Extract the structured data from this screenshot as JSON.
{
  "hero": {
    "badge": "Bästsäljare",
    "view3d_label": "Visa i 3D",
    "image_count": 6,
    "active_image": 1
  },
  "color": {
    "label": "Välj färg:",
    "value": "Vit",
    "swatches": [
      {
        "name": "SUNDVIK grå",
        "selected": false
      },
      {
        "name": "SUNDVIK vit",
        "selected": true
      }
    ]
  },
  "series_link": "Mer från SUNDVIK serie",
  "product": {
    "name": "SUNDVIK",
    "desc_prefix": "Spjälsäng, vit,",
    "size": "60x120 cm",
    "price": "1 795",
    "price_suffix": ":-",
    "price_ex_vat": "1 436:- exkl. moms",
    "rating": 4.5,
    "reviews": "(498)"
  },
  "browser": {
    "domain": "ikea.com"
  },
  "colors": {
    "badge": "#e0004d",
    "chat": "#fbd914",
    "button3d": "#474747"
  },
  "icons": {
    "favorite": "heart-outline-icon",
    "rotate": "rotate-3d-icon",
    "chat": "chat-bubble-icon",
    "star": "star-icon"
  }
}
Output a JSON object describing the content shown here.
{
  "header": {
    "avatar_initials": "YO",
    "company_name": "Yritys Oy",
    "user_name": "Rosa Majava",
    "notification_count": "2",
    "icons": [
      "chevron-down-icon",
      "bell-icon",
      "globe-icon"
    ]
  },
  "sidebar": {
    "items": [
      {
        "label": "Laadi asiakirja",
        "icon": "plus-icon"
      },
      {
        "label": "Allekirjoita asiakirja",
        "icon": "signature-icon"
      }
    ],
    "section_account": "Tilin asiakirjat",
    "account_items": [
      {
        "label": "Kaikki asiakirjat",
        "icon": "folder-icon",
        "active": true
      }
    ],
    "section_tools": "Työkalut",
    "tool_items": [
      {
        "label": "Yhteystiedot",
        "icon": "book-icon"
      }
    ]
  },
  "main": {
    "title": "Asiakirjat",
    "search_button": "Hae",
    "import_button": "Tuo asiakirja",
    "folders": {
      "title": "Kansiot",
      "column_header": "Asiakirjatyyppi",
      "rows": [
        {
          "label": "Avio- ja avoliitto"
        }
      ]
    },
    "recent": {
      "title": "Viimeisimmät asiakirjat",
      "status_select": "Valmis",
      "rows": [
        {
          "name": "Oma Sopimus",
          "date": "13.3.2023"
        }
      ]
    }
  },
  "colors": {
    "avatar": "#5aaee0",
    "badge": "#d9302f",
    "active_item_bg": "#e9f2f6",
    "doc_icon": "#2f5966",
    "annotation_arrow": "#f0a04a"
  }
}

◆ **What to work on**:
Work out how many lines of the material above contain the word "JSON", then give only that figure.

◆ **Exercise output**:
2